— start of Data extract —

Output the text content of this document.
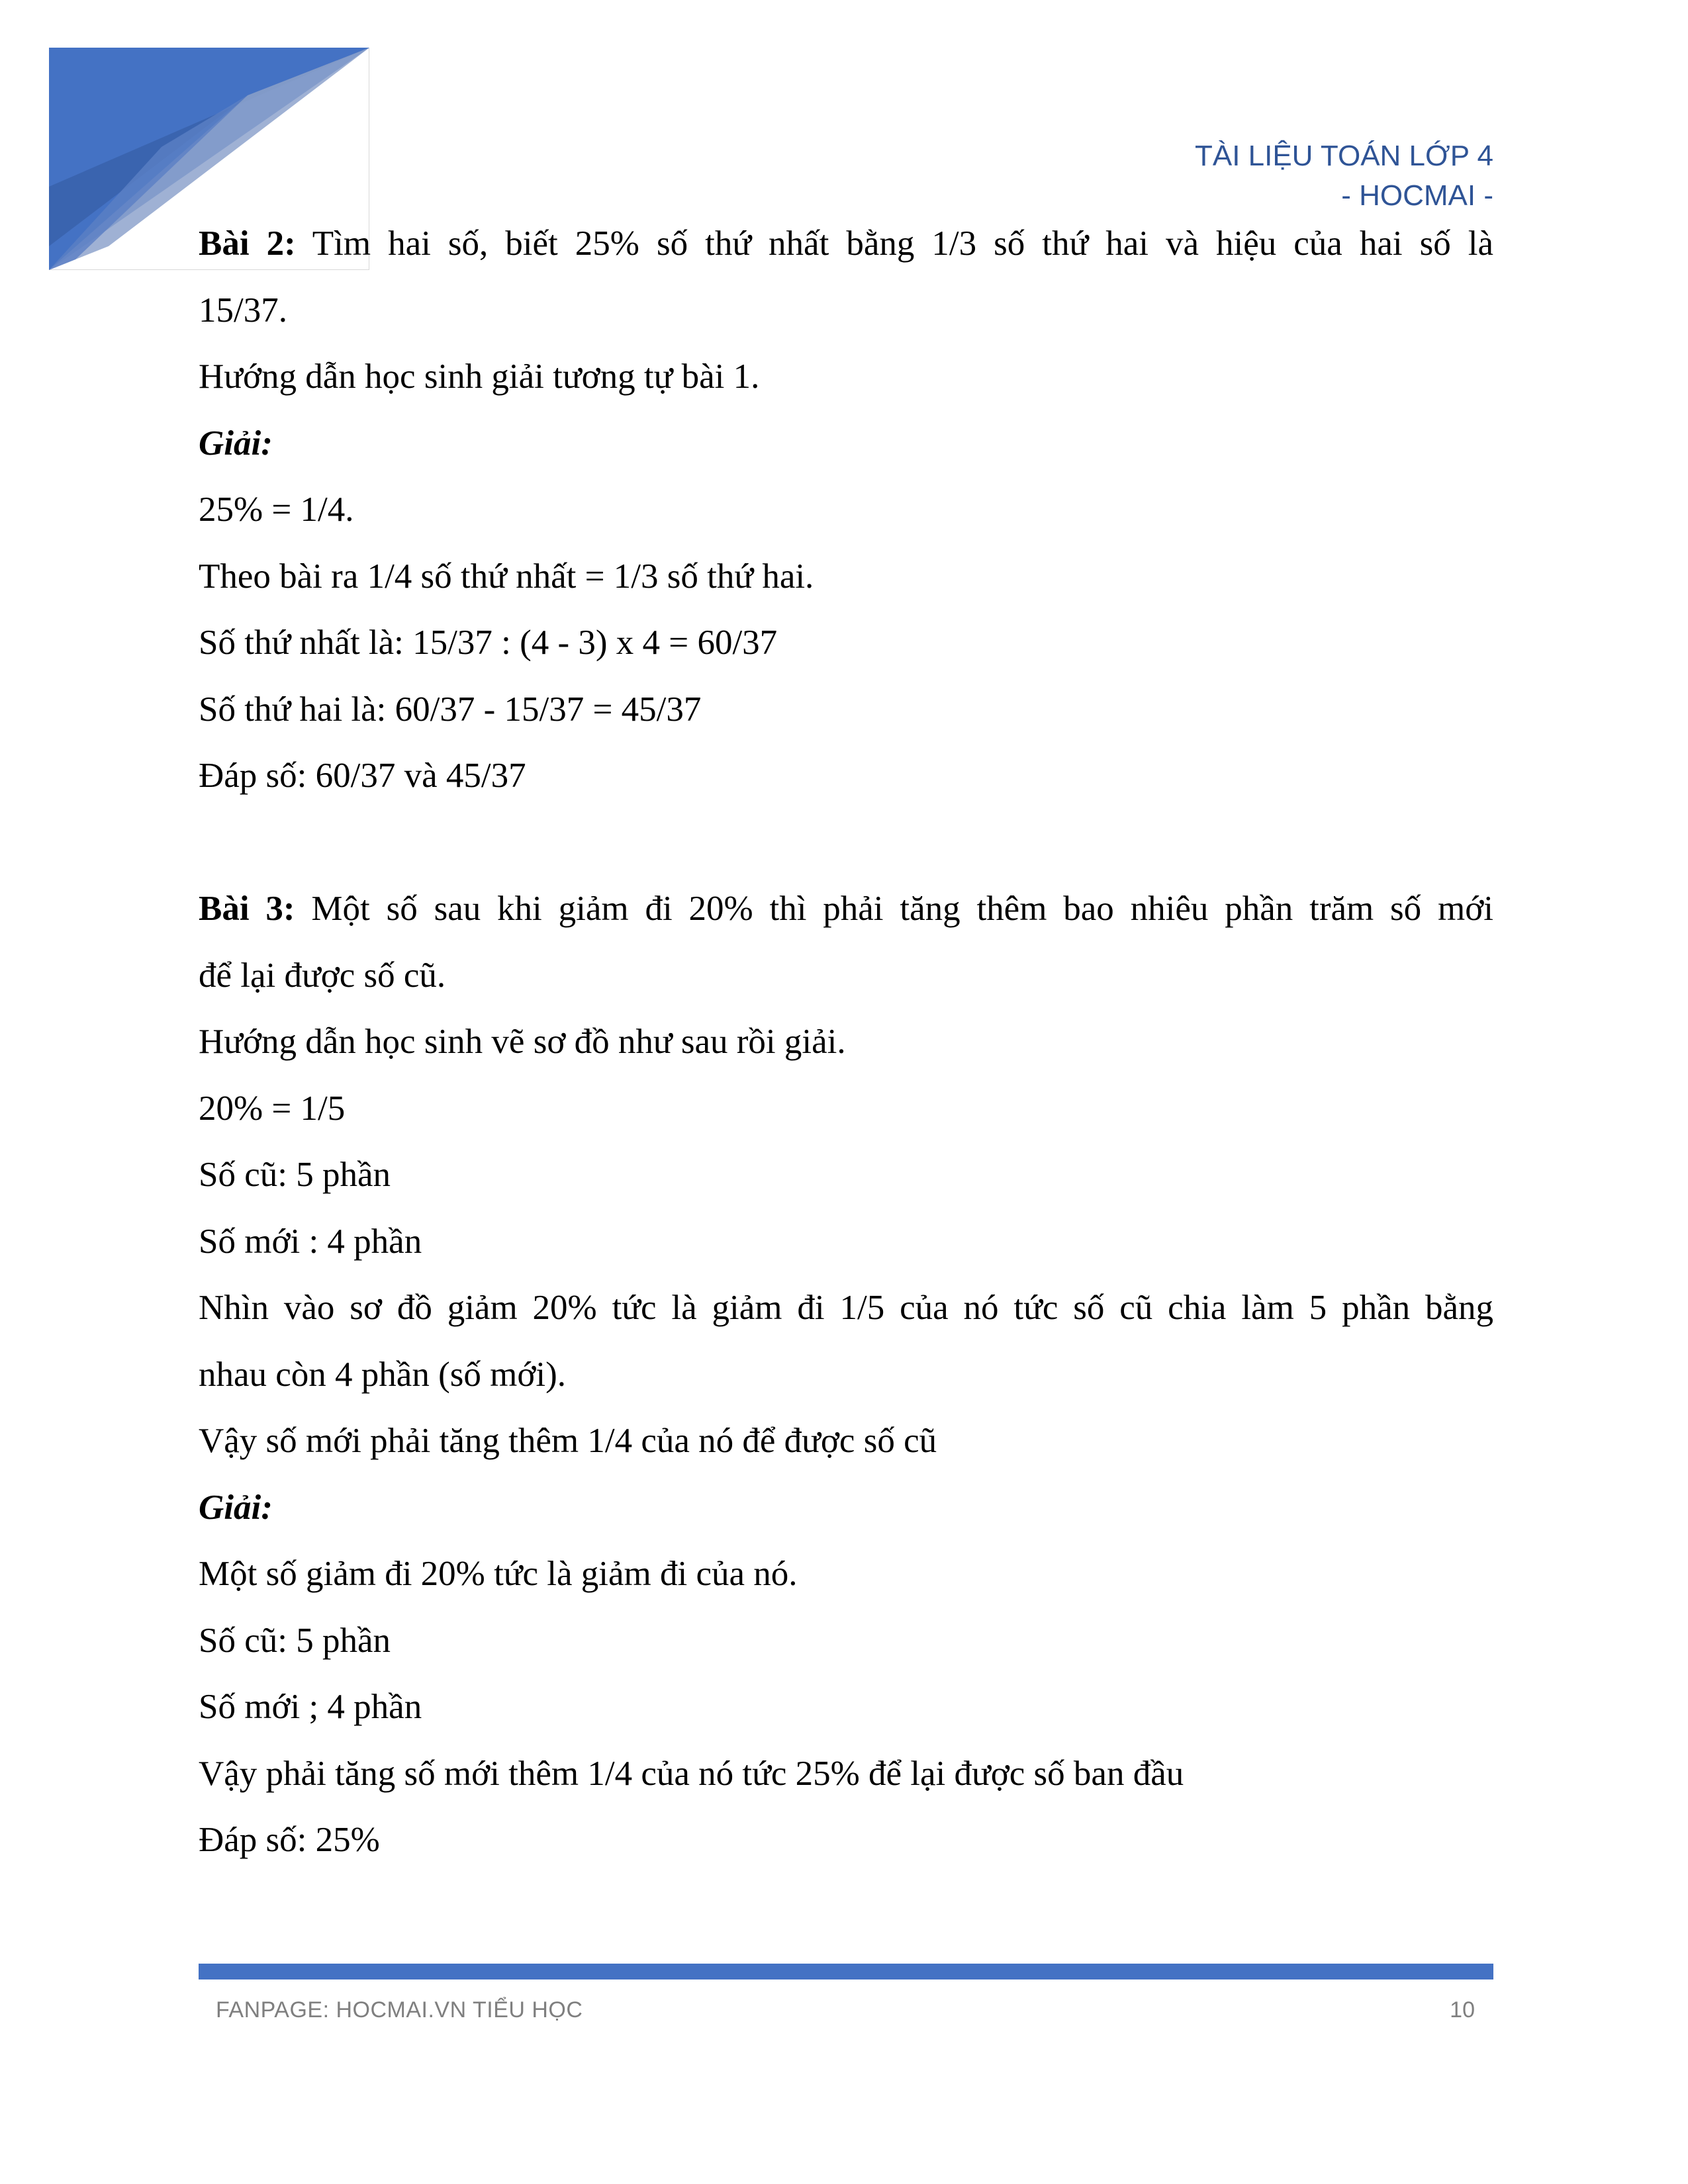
TÀI LIỆU TOÁN LỚP 4
- HOCMAI -
Bài 2: Tìm hai số, biết 25% số thứ nhất bằng 1/3 số thứ hai và hiệu của hai số là
15/37.
Hướng dẫn học sinh giải tương tự bài 1.
Giải:
25% = 1/4.
Theo bài ra 1/4 số thứ nhất = 1/3 số thứ hai.
Số thứ nhất là: 15/37 : (4 - 3) x 4 = 60/37
Số thứ hai là: 60/37 - 15/37 = 45/37
Đáp số: 60/37 và 45/37
Bài 3: Một số sau khi giảm đi 20% thì phải tăng thêm bao nhiêu phần trăm số mới
để lại được số cũ.
Hướng dẫn học sinh vẽ sơ đồ như sau rồi giải.
20% = 1/5
Số cũ: 5 phần
Số mới : 4 phần
Nhìn vào sơ đồ giảm 20% tức là giảm đi 1/5 của nó tức số cũ chia làm 5 phần bằng
nhau còn 4 phần (số mới).
Vậy số mới phải tăng thêm 1/4 của nó để được số cũ
Giải:
Một số giảm đi 20% tức là giảm đi của nó.
Số cũ: 5 phần
Số mới ; 4 phần
Vậy phải tăng số mới thêm 1/4 của nó tức 25% để lại được số ban đầu
Đáp số: 25%
FANPAGE: HOCMAI.VN TIỂU HỌC	10
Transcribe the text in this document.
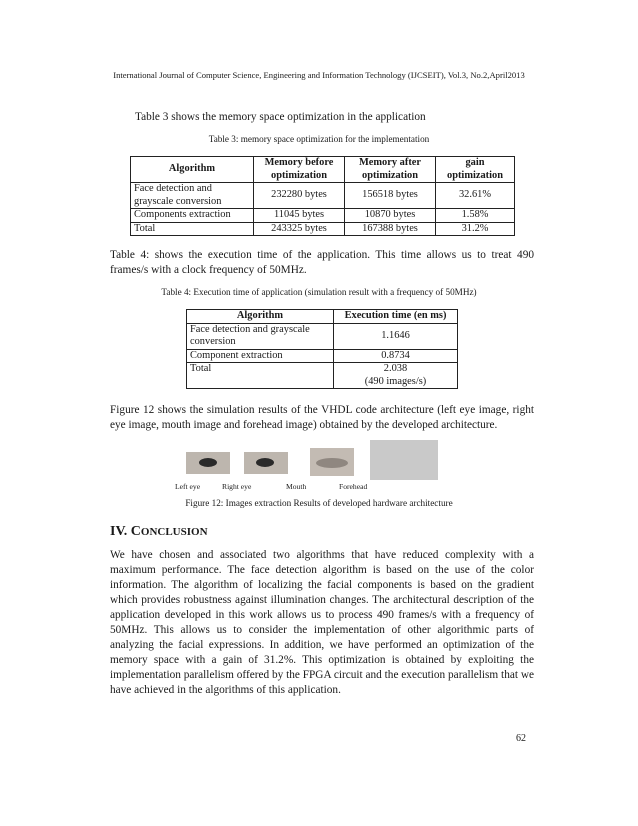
International Journal of Computer Science, Engineering and Information Technology (IJCSEIT), Vol.3, No.2,April2013
Table 3 shows the memory space optimization in the application
Table 3: memory space optimization for the implementation
Algorithm	Memory before optimization	Memory after optimization	gain optimization
Face detection and grayscale conversion	232280 bytes	156518 bytes	32.61%
Components extraction	11045 bytes	10870 bytes	1.58%
Total	243325 bytes	167388 bytes	31.2%
Table 4: shows the execution time of the application. This time allows us to treat 490 frames/s with a clock frequency of 50MHz.
Table 4: Execution time of application (simulation result with a frequency of 50MHz)
Algorithm	Execution time (en ms)
Face detection and grayscale conversion	1.1646
Component extraction	0.8734
Total	2.038
(490 images/s)
Figure 12 shows the simulation results of the VHDL code architecture (left eye image, right eye image, mouth image and forehead image) obtained by the developed architecture.
Left eye	Right eye	Mouth	Forehead
Figure 12: Images extraction Results of developed hardware architecture
IV. CONCLUSION
We have chosen and associated two algorithms that have reduced complexity with a maximum performance. The face detection algorithm is based on the use of the color information. The algorithm of localizing the facial components is based on the gradient which provides robustness against illumination changes. The architectural description of the application developed in this work allows us to process 490 frames/s with a frequency of 50MHz. This allows us to consider the implementation of other algorithmic parts of analyzing the facial expressions. In addition, we have performed an optimization of the memory space with a gain of 31.2%. This optimization is obtained by exploiting the implementation parallelism offered by the FPGA circuit and the execution parallelism that we have achieved in the algorithms of this application.
62
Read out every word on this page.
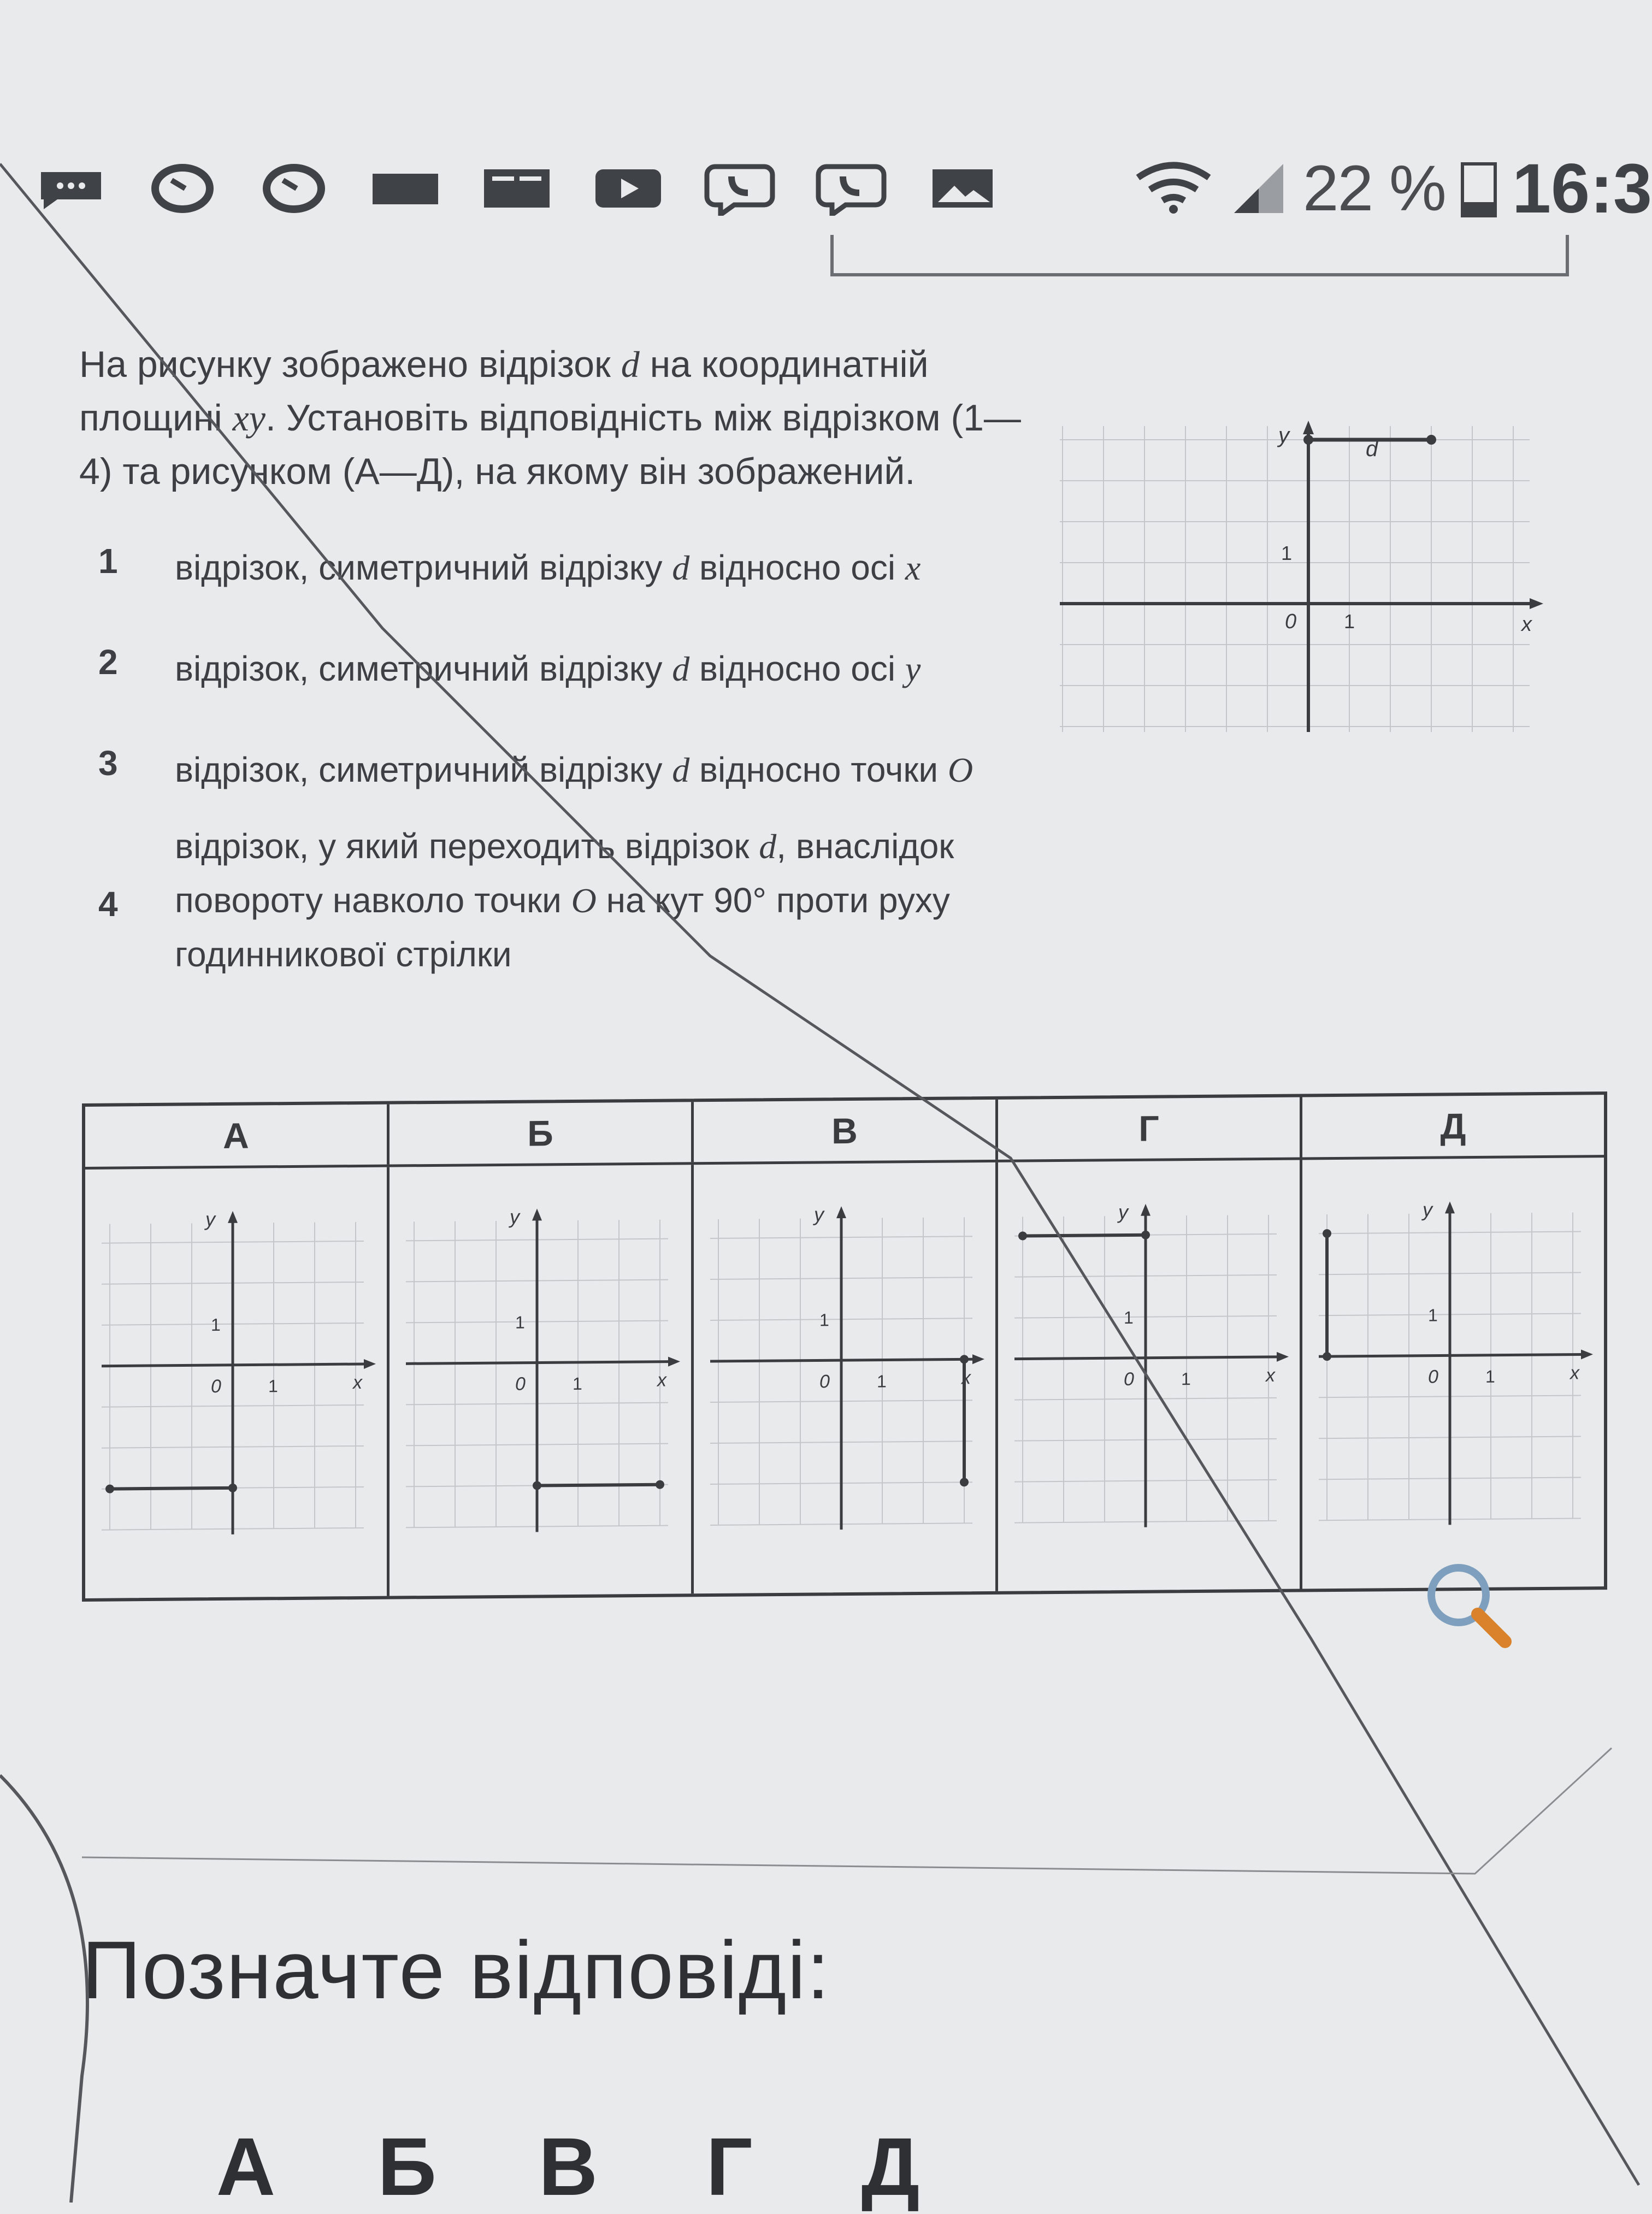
22 % 16:3
На рисунку зображено відрізок d на координатній площині xy. Установіть відповідність між відрізком (1—4) та рисунком (А—Д), на якому він зображений.
1	відрізок, симетричний відрізку d відносно осі x
2	відрізок, симетричний відрізку d відносно осі y
3	відрізок, симетричний відрізку d відносно точки O
4
відрізок, у який переходить відрізок d, внаслідок повороту навколо точки O на кут 90° проти руху годинникової стрілки
y
x
0 1
1
d
А	Б	В	Г	Д
y
x
0	1
1
y
x
0	1
1
y
x
0	1
1
y
x
0	1
1
y
x
0	1
1
Позначте відповіді:
А Б В Г Д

— end of Data extract —

Aim of the task ▸
Transcribe the records above exactly, leaving out every picture.

In response ▸
Output the text content of this document.
TÀI LIỆU TOÁN LỚP 4
- HOCMAI -
Bài 2: Tìm hai số, biết 25% số thứ nhất bằng 1/3 số thứ hai và hiệu của hai số là
15/37.
Hướng dẫn học sinh giải tương tự bài 1.
Giải:
25% = 1/4.
Theo bài ra 1/4 số thứ nhất = 1/3 số thứ hai.
Số thứ nhất là: 15/37 : (4 - 3) x 4 = 60/37
Số thứ hai là: 60/37 - 15/37 = 45/37
Đáp số: 60/37 và 45/37
Bài 3: Một số sau khi giảm đi 20% thì phải tăng thêm bao nhiêu phần trăm số mới
để lại được số cũ.
Hướng dẫn học sinh vẽ sơ đồ như sau rồi giải.
20% = 1/5
Số cũ: 5 phần
Số mới : 4 phần
Nhìn vào sơ đồ giảm 20% tức là giảm đi 1/5 của nó tức số cũ chia làm 5 phần bằng
nhau còn 4 phần (số mới).
Vậy số mới phải tăng thêm 1/4 của nó để được số cũ
Giải:
Một số giảm đi 20% tức là giảm đi của nó.
Số cũ: 5 phần
Số mới ; 4 phần
Vậy phải tăng số mới thêm 1/4 của nó tức 25% để lại được số ban đầu
Đáp số: 25%
FANPAGE: HOCMAI.VN TIỂU HỌC	10
Transcribe the text in this document.
International Journal of Computer Science, Engineering and Information Technology (IJCSEIT), Vol.3, No.2,April2013
Table 3 shows the memory space optimization in the application
Table 3: memory space optimization for the implementation
Algorithm	Memory before optimization	Memory after optimization	gain optimization
Face detection and grayscale conversion	232280 bytes	156518 bytes	32.61%
Components extraction	11045 bytes	10870 bytes	1.58%
Total	243325 bytes	167388 bytes	31.2%
Table 4: shows the execution time of the application. This time allows us to treat 490 frames/s with a clock frequency of 50MHz.
Table 4: Execution time of application (simulation result with a frequency of 50MHz)
Algorithm	Execution time (en ms)
Face detection and grayscale conversion	1.1646
Component extraction	0.8734
Total	2.038
(490 images/s)
Figure 12 shows the simulation results of the VHDL code architecture (left eye image, right eye image, mouth image and forehead image) obtained by the developed architecture.
Left eye	Right eye	Mouth	Forehead
Figure 12: Images extraction Results of developed hardware architecture
IV. CONCLUSION
We have chosen and associated two algorithms that have reduced complexity with a maximum performance. The face detection algorithm is based on the use of the color information. The algorithm of localizing the facial components is based on the gradient which provides robustness against illumination changes. The architectural description of the application developed in this work allows us to process 490 frames/s with a frequency of 50MHz. This allows us to consider the implementation of other algorithmic parts of analyzing the facial expressions. In addition, we have performed an optimization of the memory space with a gain of 31.2%. This optimization is obtained by exploiting the implementation parallelism offered by the FPGA circuit and the execution parallelism that we have achieved in the algorithms of this application.
62
Read out every word on this page.
22 % 16:3
На рисунку зображено відрізок d на координатній площині xy. Установіть відповідність між відрізком (1—4) та рисунком (А—Д), на якому він зображений.
1	відрізок, симетричний відрізку d відносно осі x
2	відрізок, симетричний відрізку d відносно осі y
3	відрізок, симетричний відрізку d відносно точки O
4
відрізок, у який переходить відрізок d, внаслідок повороту навколо точки O на кут 90° проти руху годинникової стрілки
y
x
0 1
1
d
А	Б	В	Г	Д
y
x
0	1
1
y
x
0	1
1
y
x
0	1
1
y
x
0	1
1
y
x
0	1
1
Позначте відповіді:
А Б В Г Д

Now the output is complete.